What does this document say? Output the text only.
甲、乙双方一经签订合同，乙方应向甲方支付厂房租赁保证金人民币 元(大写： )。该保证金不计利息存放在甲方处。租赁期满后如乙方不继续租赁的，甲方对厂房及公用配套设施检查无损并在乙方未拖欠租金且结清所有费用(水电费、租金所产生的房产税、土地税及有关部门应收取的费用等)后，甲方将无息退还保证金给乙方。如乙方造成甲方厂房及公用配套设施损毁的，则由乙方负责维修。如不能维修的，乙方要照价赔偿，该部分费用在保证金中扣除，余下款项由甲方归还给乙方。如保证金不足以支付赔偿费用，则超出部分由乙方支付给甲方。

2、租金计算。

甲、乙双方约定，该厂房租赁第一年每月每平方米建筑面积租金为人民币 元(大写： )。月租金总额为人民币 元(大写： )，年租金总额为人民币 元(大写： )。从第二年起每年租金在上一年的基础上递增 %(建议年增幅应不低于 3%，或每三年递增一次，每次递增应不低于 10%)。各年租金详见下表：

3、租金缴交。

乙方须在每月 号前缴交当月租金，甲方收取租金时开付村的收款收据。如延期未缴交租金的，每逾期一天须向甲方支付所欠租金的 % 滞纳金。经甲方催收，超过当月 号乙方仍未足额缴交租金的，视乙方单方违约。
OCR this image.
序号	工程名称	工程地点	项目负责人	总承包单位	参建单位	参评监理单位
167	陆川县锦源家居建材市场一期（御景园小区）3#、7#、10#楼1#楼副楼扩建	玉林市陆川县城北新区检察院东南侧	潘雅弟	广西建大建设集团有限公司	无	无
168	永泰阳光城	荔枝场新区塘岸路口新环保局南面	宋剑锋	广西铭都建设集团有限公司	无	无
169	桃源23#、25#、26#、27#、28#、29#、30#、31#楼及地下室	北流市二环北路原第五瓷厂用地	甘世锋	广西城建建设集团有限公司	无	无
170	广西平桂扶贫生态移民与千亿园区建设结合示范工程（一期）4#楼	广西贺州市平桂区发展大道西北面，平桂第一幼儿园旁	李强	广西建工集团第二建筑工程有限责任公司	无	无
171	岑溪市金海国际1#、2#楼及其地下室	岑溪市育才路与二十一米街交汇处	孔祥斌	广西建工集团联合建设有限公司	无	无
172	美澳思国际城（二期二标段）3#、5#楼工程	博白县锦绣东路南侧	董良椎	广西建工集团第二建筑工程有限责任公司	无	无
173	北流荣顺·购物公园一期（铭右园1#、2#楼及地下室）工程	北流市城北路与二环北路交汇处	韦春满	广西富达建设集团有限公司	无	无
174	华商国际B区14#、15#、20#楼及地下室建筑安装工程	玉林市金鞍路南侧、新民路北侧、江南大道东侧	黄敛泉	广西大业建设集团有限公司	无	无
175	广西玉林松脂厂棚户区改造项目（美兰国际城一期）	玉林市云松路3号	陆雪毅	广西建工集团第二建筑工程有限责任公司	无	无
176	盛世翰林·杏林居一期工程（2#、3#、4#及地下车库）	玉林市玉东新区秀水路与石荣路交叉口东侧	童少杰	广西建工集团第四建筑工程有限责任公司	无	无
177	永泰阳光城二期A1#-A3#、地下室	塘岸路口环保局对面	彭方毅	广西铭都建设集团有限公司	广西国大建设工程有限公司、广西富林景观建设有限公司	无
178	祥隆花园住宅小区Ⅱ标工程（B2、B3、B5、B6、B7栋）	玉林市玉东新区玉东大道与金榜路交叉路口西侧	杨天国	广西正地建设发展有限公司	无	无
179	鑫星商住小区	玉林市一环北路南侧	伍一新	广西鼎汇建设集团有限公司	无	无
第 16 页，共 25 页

━━━

Repeat the material above in full, quoting it exactly.

# Task output:
What does this document say? Output the text only.
甲、乙双方一经签订合同，乙方应向甲方支付厂房租赁保证金人民币 元(大写： )。该保证金不计利息存放在甲方处。租赁期满后如乙方不继续租赁的，甲方对厂房及公用配套设施检查无损并在乙方未拖欠租金且结清所有费用(水电费、租金所产生的房产税、土地税及有关部门应收取的费用等)后，甲方将无息退还保证金给乙方。如乙方造成甲方厂房及公用配套设施损毁的，则由乙方负责维修。如不能维修的，乙方要照价赔偿，该部分费用在保证金中扣除，余下款项由甲方归还给乙方。如保证金不足以支付赔偿费用，则超出部分由乙方支付给甲方。

2、租金计算。

甲、乙双方约定，该厂房租赁第一年每月每平方米建筑面积租金为人民币 元(大写： )。月租金总额为人民币 元(大写： )，年租金总额为人民币 元(大写： )。从第二年起每年租金在上一年的基础上递增 %(建议年增幅应不低于 3%，或每三年递增一次，每次递增应不低于 10%)。各年租金详见下表：

3、租金缴交。

乙方须在每月 号前缴交当月租金，甲方收取租金时开付村的收款收据。如延期未缴交租金的，每逾期一天须向甲方支付所欠租金的 % 滞纳金。经甲方催收，超过当月 号乙方仍未足额缴交租金的，视乙方单方违约。
OCR this image.
序号	工程名称	工程地点	项目负责人	总承包单位	参建单位	参评监理单位
167	陆川县锦源家居建材市场一期（御景园小区）3#、7#、10#楼1#楼副楼扩建	玉林市陆川县城北新区检察院东南侧	潘雅弟	广西建大建设集团有限公司	无	无
168	永泰阳光城	荔枝场新区塘岸路口新环保局南面	宋剑锋	广西铭都建设集团有限公司	无	无
169	桃源23#、25#、26#、27#、28#、29#、30#、31#楼及地下室	北流市二环北路原第五瓷厂用地	甘世锋	广西城建建设集团有限公司	无	无
170	广西平桂扶贫生态移民与千亿园区建设结合示范工程（一期）4#楼	广西贺州市平桂区发展大道西北面，平桂第一幼儿园旁	李强	广西建工集团第二建筑工程有限责任公司	无	无
171	岑溪市金海国际1#、2#楼及其地下室	岑溪市育才路与二十一米街交汇处	孔祥斌	广西建工集团联合建设有限公司	无	无
172	美澳思国际城（二期二标段）3#、5#楼工程	博白县锦绣东路南侧	董良椎	广西建工集团第二建筑工程有限责任公司	无	无
173	北流荣顺·购物公园一期（铭右园1#、2#楼及地下室）工程	北流市城北路与二环北路交汇处	韦春满	广西富达建设集团有限公司	无	无
174	华商国际B区14#、15#、20#楼及地下室建筑安装工程	玉林市金鞍路南侧、新民路北侧、江南大道东侧	黄敛泉	广西大业建设集团有限公司	无	无
175	广西玉林松脂厂棚户区改造项目（美兰国际城一期）	玉林市云松路3号	陆雪毅	广西建工集团第二建筑工程有限责任公司	无	无
176	盛世翰林·杏林居一期工程（2#、3#、4#及地下车库）	玉林市玉东新区秀水路与石荣路交叉口东侧	童少杰	广西建工集团第四建筑工程有限责任公司	无	无
177	永泰阳光城二期A1#-A3#、地下室	塘岸路口环保局对面	彭方毅	广西铭都建设集团有限公司	广西国大建设工程有限公司、广西富林景观建设有限公司	无
178	祥隆花园住宅小区Ⅱ标工程（B2、B3、B5、B6、B7栋）	玉林市玉东新区玉东大道与金榜路交叉路口西侧	杨天国	广西正地建设发展有限公司	无	无
179	鑫星商住小区	玉林市一环北路南侧	伍一新	广西鼎汇建设集团有限公司	无	无
第 16 页，共 25 页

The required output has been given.